- [THE REQUEST] Give the number of lines containing the word "name", and nothing else.

- [DATA ENTRIES]
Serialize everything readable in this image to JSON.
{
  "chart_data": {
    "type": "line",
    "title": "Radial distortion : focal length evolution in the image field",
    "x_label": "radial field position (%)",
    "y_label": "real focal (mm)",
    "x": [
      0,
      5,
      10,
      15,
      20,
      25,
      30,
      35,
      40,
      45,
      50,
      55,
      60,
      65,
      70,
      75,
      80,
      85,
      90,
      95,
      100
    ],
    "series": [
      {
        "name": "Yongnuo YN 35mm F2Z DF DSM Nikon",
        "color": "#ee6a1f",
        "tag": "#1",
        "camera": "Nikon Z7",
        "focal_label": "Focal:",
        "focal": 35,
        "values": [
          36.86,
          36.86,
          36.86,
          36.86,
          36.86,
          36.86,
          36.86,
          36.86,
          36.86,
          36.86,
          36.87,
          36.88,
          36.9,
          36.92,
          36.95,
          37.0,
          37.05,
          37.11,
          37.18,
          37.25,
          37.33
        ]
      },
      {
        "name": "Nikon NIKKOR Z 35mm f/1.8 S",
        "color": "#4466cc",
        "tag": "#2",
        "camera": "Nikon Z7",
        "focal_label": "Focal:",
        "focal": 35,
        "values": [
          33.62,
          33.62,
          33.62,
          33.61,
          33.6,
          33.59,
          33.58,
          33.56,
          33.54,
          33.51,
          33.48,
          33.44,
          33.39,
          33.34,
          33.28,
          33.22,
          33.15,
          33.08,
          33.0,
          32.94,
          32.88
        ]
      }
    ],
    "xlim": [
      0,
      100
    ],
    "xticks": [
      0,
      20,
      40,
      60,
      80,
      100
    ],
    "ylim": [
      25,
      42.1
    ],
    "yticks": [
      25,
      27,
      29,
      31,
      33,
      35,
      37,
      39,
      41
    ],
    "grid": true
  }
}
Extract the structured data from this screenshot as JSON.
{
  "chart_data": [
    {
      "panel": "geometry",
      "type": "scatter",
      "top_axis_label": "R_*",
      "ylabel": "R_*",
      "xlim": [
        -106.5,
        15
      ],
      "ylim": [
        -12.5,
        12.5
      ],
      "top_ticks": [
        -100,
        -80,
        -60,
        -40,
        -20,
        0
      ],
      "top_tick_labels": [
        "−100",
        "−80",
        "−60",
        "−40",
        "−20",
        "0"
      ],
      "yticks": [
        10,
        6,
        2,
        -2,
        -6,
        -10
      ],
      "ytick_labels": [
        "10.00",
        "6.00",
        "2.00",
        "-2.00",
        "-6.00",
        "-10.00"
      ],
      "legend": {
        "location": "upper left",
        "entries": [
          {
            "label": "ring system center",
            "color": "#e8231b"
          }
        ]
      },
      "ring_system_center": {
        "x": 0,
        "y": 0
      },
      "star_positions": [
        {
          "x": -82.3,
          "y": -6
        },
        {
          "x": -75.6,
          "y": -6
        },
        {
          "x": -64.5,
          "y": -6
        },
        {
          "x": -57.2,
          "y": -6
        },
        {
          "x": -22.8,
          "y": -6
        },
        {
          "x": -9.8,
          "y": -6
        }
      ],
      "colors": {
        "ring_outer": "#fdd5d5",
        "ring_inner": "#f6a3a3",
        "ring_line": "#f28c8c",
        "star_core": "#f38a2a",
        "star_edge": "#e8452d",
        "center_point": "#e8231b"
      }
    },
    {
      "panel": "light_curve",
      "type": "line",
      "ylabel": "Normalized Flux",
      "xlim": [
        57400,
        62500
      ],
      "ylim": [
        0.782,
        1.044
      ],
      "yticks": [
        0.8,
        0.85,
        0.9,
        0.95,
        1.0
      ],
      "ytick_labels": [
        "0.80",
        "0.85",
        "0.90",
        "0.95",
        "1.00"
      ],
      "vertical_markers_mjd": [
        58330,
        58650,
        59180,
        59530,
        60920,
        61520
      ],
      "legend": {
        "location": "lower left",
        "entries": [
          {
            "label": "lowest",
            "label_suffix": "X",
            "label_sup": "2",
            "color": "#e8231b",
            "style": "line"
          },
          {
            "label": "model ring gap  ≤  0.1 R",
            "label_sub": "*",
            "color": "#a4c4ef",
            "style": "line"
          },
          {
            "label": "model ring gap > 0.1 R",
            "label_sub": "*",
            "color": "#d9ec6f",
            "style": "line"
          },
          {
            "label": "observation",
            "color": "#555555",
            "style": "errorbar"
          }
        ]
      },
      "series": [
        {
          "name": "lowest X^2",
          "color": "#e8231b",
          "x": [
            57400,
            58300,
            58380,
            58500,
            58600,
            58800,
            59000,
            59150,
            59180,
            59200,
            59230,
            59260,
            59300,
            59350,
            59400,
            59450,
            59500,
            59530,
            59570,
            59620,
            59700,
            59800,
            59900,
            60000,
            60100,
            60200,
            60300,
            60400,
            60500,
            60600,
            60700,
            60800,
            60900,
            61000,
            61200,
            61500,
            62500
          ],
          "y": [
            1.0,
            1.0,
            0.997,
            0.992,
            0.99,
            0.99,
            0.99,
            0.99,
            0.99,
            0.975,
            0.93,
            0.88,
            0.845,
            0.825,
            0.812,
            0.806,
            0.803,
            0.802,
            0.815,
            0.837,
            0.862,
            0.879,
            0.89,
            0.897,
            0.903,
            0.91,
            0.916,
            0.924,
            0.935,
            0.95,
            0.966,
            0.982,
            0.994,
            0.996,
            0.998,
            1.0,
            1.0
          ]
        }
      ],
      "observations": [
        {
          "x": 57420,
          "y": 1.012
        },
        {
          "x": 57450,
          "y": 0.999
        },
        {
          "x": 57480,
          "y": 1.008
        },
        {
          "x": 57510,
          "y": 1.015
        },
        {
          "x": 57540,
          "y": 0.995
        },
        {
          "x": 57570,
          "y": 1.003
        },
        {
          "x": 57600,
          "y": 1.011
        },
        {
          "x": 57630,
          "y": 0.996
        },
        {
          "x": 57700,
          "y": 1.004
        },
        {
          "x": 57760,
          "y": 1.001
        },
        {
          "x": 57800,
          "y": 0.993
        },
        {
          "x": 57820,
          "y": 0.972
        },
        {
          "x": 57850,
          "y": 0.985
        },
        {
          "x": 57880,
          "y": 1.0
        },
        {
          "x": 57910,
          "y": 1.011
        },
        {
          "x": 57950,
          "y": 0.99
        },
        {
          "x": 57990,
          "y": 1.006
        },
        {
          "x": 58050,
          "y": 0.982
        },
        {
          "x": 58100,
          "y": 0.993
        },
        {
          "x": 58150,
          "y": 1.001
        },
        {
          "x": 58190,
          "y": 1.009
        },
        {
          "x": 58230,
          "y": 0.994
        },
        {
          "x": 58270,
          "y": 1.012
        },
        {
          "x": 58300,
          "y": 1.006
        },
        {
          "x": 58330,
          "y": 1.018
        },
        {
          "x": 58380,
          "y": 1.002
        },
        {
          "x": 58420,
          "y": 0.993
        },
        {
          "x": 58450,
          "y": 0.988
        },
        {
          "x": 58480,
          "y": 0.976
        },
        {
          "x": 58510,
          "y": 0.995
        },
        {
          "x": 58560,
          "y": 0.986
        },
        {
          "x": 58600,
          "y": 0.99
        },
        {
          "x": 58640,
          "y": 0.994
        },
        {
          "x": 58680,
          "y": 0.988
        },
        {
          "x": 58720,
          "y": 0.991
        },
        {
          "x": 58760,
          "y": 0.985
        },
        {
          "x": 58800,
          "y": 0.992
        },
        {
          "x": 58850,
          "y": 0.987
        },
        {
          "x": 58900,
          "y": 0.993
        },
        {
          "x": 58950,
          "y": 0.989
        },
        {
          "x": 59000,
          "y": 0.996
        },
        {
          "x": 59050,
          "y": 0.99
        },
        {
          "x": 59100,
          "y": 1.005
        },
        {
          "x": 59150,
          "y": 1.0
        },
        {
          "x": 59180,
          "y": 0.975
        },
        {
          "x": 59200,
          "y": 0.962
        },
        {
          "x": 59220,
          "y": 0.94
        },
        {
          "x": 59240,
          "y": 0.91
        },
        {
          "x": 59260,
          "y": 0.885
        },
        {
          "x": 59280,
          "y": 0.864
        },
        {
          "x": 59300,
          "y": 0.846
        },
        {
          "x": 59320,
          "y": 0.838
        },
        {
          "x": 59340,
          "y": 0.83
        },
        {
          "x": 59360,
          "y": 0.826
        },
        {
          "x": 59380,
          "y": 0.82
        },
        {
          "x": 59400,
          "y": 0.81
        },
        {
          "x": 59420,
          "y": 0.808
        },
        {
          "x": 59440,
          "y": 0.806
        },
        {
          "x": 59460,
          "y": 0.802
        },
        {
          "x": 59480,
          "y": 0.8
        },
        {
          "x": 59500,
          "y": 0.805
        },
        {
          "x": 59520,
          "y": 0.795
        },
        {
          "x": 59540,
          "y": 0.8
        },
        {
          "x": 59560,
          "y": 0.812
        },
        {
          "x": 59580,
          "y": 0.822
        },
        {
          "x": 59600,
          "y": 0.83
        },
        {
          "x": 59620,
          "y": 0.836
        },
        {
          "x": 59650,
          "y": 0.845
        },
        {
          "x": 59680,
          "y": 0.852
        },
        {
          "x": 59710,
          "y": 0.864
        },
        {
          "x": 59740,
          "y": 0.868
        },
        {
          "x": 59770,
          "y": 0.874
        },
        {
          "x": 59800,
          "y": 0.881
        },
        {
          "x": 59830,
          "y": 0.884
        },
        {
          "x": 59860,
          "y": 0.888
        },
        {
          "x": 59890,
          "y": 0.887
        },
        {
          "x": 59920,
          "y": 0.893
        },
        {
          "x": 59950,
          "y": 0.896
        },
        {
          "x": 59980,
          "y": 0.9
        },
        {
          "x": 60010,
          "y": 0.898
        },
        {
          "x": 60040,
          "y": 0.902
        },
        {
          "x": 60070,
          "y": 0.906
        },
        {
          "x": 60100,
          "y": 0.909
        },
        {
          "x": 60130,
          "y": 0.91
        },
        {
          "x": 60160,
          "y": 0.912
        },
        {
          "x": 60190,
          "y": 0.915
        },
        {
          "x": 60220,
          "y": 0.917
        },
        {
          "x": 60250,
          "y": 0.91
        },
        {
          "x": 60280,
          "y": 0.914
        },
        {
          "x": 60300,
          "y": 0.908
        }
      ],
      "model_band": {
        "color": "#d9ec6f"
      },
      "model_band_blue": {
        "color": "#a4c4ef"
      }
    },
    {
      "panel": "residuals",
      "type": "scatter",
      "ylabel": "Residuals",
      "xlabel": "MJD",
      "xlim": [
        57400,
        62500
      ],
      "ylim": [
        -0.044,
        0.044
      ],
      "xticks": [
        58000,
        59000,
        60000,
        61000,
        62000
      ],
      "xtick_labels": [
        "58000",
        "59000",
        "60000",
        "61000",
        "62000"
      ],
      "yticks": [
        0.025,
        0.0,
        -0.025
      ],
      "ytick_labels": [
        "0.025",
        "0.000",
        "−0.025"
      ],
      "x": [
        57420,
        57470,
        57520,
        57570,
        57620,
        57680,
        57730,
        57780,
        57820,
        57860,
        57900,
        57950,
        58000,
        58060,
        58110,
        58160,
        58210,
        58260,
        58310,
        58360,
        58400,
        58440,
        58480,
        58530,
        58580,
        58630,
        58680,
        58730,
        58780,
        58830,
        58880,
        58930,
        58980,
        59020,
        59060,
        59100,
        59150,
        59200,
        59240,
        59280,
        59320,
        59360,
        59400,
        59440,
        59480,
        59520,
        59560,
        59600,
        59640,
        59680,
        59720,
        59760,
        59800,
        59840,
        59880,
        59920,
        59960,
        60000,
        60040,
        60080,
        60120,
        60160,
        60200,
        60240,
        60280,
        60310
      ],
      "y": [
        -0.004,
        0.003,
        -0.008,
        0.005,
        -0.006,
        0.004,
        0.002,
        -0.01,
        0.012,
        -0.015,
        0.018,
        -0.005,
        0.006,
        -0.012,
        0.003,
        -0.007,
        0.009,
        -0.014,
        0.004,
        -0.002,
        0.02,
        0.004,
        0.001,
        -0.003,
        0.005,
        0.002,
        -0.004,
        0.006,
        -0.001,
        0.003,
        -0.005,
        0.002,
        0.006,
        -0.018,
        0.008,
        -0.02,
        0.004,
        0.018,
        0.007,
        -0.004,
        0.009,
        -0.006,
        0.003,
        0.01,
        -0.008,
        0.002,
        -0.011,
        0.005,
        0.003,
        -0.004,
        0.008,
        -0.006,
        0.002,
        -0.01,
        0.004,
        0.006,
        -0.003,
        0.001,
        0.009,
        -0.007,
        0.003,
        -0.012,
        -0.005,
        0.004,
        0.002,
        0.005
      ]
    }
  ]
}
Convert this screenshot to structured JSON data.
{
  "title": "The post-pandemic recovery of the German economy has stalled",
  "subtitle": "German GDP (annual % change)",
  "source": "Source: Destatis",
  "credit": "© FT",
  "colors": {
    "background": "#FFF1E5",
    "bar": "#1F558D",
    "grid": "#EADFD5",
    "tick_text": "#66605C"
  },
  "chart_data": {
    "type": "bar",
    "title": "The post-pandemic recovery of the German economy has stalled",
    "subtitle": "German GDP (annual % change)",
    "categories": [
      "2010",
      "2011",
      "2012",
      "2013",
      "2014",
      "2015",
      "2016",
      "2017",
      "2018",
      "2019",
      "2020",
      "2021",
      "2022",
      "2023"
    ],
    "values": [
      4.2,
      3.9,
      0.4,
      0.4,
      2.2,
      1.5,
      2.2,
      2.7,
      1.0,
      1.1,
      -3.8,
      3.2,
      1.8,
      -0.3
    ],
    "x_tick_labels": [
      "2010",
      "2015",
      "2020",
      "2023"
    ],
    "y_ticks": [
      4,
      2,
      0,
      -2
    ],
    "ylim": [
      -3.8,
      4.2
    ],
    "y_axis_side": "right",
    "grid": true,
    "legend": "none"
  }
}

- [CORRECT ANSWER] 3